§ INFORMATION PROVIDED:
· · · · · · ·

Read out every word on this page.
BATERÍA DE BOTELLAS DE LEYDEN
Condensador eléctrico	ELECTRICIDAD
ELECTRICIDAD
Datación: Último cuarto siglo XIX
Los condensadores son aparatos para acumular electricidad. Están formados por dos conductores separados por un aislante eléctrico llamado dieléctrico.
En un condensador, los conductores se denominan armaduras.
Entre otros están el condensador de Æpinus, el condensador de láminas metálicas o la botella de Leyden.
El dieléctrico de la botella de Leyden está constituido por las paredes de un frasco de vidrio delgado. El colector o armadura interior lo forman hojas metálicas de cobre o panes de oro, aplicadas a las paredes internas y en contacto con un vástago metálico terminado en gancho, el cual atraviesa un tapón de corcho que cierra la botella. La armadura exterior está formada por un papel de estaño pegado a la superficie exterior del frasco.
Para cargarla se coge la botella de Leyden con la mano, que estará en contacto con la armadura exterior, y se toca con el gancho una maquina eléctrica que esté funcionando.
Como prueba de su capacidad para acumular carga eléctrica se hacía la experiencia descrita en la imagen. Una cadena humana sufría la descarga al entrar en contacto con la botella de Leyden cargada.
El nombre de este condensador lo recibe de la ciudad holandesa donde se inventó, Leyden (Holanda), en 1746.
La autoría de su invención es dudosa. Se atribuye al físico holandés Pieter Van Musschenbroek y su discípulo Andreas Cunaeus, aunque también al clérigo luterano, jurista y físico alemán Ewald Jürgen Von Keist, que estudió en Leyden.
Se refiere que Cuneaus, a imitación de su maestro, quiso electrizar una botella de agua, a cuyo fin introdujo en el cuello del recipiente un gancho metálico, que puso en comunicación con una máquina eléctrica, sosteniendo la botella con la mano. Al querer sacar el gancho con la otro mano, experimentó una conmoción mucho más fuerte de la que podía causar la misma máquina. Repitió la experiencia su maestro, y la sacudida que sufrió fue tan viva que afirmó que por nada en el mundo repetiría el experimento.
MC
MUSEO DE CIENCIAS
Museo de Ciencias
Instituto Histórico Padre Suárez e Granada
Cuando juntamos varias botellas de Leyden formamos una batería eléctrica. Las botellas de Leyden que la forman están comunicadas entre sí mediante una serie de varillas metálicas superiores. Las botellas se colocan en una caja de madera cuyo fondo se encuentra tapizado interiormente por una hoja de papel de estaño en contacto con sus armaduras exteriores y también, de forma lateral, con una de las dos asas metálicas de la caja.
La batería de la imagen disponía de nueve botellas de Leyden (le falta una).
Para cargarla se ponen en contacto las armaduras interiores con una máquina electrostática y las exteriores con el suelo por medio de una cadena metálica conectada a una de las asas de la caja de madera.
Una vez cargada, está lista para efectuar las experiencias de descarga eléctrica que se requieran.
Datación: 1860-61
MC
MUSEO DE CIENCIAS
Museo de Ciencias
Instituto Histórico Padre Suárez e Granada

· · · · · · ·

§ EXERCISE BRIEF: Reproduce the data, keeping every line exactly the same.

§ SOLUTION TO THIS PROBLEM:
Read out every word on this page.
BATERÍA DE BOTELLAS DE LEYDEN
Condensador eléctrico	ELECTRICIDAD
ELECTRICIDAD
Datación: Último cuarto siglo XIX
Los condensadores son aparatos para acumular electricidad. Están formados por dos conductores separados por un aislante eléctrico llamado dieléctrico.
En un condensador, los conductores se denominan armaduras.
Entre otros están el condensador de Æpinus, el condensador de láminas metálicas o la botella de Leyden.
El dieléctrico de la botella de Leyden está constituido por las paredes de un frasco de vidrio delgado. El colector o armadura interior lo forman hojas metálicas de cobre o panes de oro, aplicadas a las paredes internas y en contacto con un vástago metálico terminado en gancho, el cual atraviesa un tapón de corcho que cierra la botella. La armadura exterior está formada por un papel de estaño pegado a la superficie exterior del frasco.
Para cargarla se coge la botella de Leyden con la mano, que estará en contacto con la armadura exterior, y se toca con el gancho una maquina eléctrica que esté funcionando.
Como prueba de su capacidad para acumular carga eléctrica se hacía la experiencia descrita en la imagen. Una cadena humana sufría la descarga al entrar en contacto con la botella de Leyden cargada.
El nombre de este condensador lo recibe de la ciudad holandesa donde se inventó, Leyden (Holanda), en 1746.
La autoría de su invención es dudosa. Se atribuye al físico holandés Pieter Van Musschenbroek y su discípulo Andreas Cunaeus, aunque también al clérigo luterano, jurista y físico alemán Ewald Jürgen Von Keist, que estudió en Leyden.
Se refiere que Cuneaus, a imitación de su maestro, quiso electrizar una botella de agua, a cuyo fin introdujo en el cuello del recipiente un gancho metálico, que puso en comunicación con una máquina eléctrica, sosteniendo la botella con la mano. Al querer sacar el gancho con la otro mano, experimentó una conmoción mucho más fuerte de la que podía causar la misma máquina. Repitió la experiencia su maestro, y la sacudida que sufrió fue tan viva que afirmó que por nada en el mundo repetiría el experimento.
MC
MUSEO DE CIENCIAS
Museo de Ciencias
Instituto Histórico Padre Suárez e Granada
Cuando juntamos varias botellas de Leyden formamos una batería eléctrica. Las botellas de Leyden que la forman están comunicadas entre sí mediante una serie de varillas metálicas superiores. Las botellas se colocan en una caja de madera cuyo fondo se encuentra tapizado interiormente por una hoja de papel de estaño en contacto con sus armaduras exteriores y también, de forma lateral, con una de las dos asas metálicas de la caja.
La batería de la imagen disponía de nueve botellas de Leyden (le falta una).
Para cargarla se ponen en contacto las armaduras interiores con una máquina electrostática y las exteriores con el suelo por medio de una cadena metálica conectada a una de las asas de la caja de madera.
Una vez cargada, está lista para efectuar las experiencias de descarga eléctrica que se requieran.
Datación: 1860-61
MC
MUSEO DE CIENCIAS
Museo de Ciencias
Instituto Histórico Padre Suárez e Granada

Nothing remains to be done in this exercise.